[START]

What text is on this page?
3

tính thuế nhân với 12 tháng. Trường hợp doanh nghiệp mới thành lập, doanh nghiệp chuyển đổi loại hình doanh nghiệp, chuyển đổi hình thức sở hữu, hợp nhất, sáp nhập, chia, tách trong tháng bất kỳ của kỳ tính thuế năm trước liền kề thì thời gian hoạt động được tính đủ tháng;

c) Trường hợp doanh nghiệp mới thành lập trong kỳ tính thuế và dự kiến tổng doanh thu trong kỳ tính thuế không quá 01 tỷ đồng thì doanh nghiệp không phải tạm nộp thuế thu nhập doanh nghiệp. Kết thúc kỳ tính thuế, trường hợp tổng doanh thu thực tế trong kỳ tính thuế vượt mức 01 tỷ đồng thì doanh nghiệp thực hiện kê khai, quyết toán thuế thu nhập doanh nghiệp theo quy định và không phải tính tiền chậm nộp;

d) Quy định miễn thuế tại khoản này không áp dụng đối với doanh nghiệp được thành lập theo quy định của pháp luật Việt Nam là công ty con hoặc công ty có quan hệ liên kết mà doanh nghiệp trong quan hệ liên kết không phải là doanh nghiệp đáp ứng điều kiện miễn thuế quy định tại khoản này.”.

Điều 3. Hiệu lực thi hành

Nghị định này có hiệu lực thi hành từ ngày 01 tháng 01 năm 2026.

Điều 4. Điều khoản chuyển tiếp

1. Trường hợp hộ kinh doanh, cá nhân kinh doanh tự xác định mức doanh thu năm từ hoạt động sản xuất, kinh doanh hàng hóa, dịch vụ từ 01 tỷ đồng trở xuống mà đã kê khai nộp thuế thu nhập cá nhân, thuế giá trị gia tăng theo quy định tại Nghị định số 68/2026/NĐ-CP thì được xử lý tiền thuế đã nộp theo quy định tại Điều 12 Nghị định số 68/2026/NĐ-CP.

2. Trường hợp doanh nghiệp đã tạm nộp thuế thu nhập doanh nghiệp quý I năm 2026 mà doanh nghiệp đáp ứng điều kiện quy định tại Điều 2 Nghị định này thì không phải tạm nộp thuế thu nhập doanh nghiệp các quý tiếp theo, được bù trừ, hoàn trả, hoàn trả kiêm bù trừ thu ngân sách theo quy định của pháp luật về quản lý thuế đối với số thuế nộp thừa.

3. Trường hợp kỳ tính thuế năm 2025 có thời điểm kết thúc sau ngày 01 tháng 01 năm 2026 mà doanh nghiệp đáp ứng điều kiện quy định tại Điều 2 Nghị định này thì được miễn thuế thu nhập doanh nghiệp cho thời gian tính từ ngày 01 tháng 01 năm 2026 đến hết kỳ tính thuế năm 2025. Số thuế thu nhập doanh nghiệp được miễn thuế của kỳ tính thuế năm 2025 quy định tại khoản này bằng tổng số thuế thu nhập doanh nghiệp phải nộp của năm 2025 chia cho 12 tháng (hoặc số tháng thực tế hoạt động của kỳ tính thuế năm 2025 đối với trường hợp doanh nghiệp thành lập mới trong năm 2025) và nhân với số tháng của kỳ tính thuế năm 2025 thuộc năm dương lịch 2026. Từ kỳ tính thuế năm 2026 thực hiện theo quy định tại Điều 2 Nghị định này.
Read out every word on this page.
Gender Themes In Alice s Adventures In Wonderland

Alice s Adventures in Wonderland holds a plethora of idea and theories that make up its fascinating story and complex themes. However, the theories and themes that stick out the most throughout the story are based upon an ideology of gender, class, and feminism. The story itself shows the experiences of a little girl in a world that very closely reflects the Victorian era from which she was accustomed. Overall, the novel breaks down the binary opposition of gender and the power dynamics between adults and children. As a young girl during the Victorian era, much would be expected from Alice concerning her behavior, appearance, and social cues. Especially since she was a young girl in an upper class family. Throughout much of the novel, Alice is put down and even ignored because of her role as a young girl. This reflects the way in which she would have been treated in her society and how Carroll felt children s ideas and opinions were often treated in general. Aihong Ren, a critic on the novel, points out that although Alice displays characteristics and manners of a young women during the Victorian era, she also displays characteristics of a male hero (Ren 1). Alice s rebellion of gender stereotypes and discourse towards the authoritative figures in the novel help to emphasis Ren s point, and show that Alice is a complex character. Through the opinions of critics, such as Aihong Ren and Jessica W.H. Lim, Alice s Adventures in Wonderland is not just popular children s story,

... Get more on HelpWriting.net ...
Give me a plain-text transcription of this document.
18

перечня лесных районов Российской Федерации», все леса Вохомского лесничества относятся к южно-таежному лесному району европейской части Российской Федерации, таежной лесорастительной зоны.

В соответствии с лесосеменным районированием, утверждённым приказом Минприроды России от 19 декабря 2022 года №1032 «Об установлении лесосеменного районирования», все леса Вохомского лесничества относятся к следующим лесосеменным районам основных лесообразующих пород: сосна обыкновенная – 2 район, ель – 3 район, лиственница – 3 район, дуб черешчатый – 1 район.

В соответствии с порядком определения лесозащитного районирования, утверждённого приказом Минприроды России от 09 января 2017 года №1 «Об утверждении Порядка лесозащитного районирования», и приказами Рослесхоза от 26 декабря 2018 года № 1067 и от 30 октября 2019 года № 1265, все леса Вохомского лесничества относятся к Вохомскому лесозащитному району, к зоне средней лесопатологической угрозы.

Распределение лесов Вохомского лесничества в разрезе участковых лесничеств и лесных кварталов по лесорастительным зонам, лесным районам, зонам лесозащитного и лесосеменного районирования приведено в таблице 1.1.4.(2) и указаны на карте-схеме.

[END]

- [TASK DETAILS]:
From the records above, extract every entry exactly as given.

- [ANSWER FOR THIS EXERCISE]:
What text is on this page?
3

tính thuế nhân với 12 tháng. Trường hợp doanh nghiệp mới thành lập, doanh nghiệp chuyển đổi loại hình doanh nghiệp, chuyển đổi hình thức sở hữu, hợp nhất, sáp nhập, chia, tách trong tháng bất kỳ của kỳ tính thuế năm trước liền kề thì thời gian hoạt động được tính đủ tháng;

c) Trường hợp doanh nghiệp mới thành lập trong kỳ tính thuế và dự kiến tổng doanh thu trong kỳ tính thuế không quá 01 tỷ đồng thì doanh nghiệp không phải tạm nộp thuế thu nhập doanh nghiệp. Kết thúc kỳ tính thuế, trường hợp tổng doanh thu thực tế trong kỳ tính thuế vượt mức 01 tỷ đồng thì doanh nghiệp thực hiện kê khai, quyết toán thuế thu nhập doanh nghiệp theo quy định và không phải tính tiền chậm nộp;

d) Quy định miễn thuế tại khoản này không áp dụng đối với doanh nghiệp được thành lập theo quy định của pháp luật Việt Nam là công ty con hoặc công ty có quan hệ liên kết mà doanh nghiệp trong quan hệ liên kết không phải là doanh nghiệp đáp ứng điều kiện miễn thuế quy định tại khoản này.”.

Điều 3. Hiệu lực thi hành

Nghị định này có hiệu lực thi hành từ ngày 01 tháng 01 năm 2026.

Điều 4. Điều khoản chuyển tiếp

1. Trường hợp hộ kinh doanh, cá nhân kinh doanh tự xác định mức doanh thu năm từ hoạt động sản xuất, kinh doanh hàng hóa, dịch vụ từ 01 tỷ đồng trở xuống mà đã kê khai nộp thuế thu nhập cá nhân, thuế giá trị gia tăng theo quy định tại Nghị định số 68/2026/NĐ-CP thì được xử lý tiền thuế đã nộp theo quy định tại Điều 12 Nghị định số 68/2026/NĐ-CP.

2. Trường hợp doanh nghiệp đã tạm nộp thuế thu nhập doanh nghiệp quý I năm 2026 mà doanh nghiệp đáp ứng điều kiện quy định tại Điều 2 Nghị định này thì không phải tạm nộp thuế thu nhập doanh nghiệp các quý tiếp theo, được bù trừ, hoàn trả, hoàn trả kiêm bù trừ thu ngân sách theo quy định của pháp luật về quản lý thuế đối với số thuế nộp thừa.

3. Trường hợp kỳ tính thuế năm 2025 có thời điểm kết thúc sau ngày 01 tháng 01 năm 2026 mà doanh nghiệp đáp ứng điều kiện quy định tại Điều 2 Nghị định này thì được miễn thuế thu nhập doanh nghiệp cho thời gian tính từ ngày 01 tháng 01 năm 2026 đến hết kỳ tính thuế năm 2025. Số thuế thu nhập doanh nghiệp được miễn thuế của kỳ tính thuế năm 2025 quy định tại khoản này bằng tổng số thuế thu nhập doanh nghiệp phải nộp của năm 2025 chia cho 12 tháng (hoặc số tháng thực tế hoạt động của kỳ tính thuế năm 2025 đối với trường hợp doanh nghiệp thành lập mới trong năm 2025) và nhân với số tháng của kỳ tính thuế năm 2025 thuộc năm dương lịch 2026. Từ kỳ tính thuế năm 2026 thực hiện theo quy định tại Điều 2 Nghị định này.
Read out every word on this page.
Gender Themes In Alice s Adventures In Wonderland

Alice s Adventures in Wonderland holds a plethora of idea and theories that make up its fascinating story and complex themes. However, the theories and themes that stick out the most throughout the story are based upon an ideology of gender, class, and feminism. The story itself shows the experiences of a little girl in a world that very closely reflects the Victorian era from which she was accustomed. Overall, the novel breaks down the binary opposition of gender and the power dynamics between adults and children. As a young girl during the Victorian era, much would be expected from Alice concerning her behavior, appearance, and social cues. Especially since she was a young girl in an upper class family. Throughout much of the novel, Alice is put down and even ignored because of her role as a young girl. This reflects the way in which she would have been treated in her society and how Carroll felt children s ideas and opinions were often treated in general. Aihong Ren, a critic on the novel, points out that although Alice displays characteristics and manners of a young women during the Victorian era, she also displays characteristics of a male hero (Ren 1). Alice s rebellion of gender stereotypes and discourse towards the authoritative figures in the novel help to emphasis Ren s point, and show that Alice is a complex character. Through the opinions of critics, such as Aihong Ren and Jessica W.H. Lim, Alice s Adventures in Wonderland is not just popular children s story,

... Get more on HelpWriting.net ...
Give me a plain-text transcription of this document.
18

перечня лесных районов Российской Федерации», все леса Вохомского лесничества относятся к южно-таежному лесному району европейской части Российской Федерации, таежной лесорастительной зоны.

В соответствии с лесосеменным районированием, утверждённым приказом Минприроды России от 19 декабря 2022 года №1032 «Об установлении лесосеменного районирования», все леса Вохомского лесничества относятся к следующим лесосеменным районам основных лесообразующих пород: сосна обыкновенная – 2 район, ель – 3 район, лиственница – 3 район, дуб черешчатый – 1 район.

В соответствии с порядком определения лесозащитного районирования, утверждённого приказом Минприроды России от 09 января 2017 года №1 «Об утверждении Порядка лесозащитного районирования», и приказами Рослесхоза от 26 декабря 2018 года № 1067 и от 30 октября 2019 года № 1265, все леса Вохомского лесничества относятся к Вохомскому лесозащитному району, к зоне средней лесопатологической угрозы.

Распределение лесов Вохомского лесничества в разрезе участковых лесничеств и лесных кварталов по лесорастительным зонам, лесным районам, зонам лесозащитного и лесосеменного районирования приведено в таблице 1.1.4.(2) и указаны на карте-схеме.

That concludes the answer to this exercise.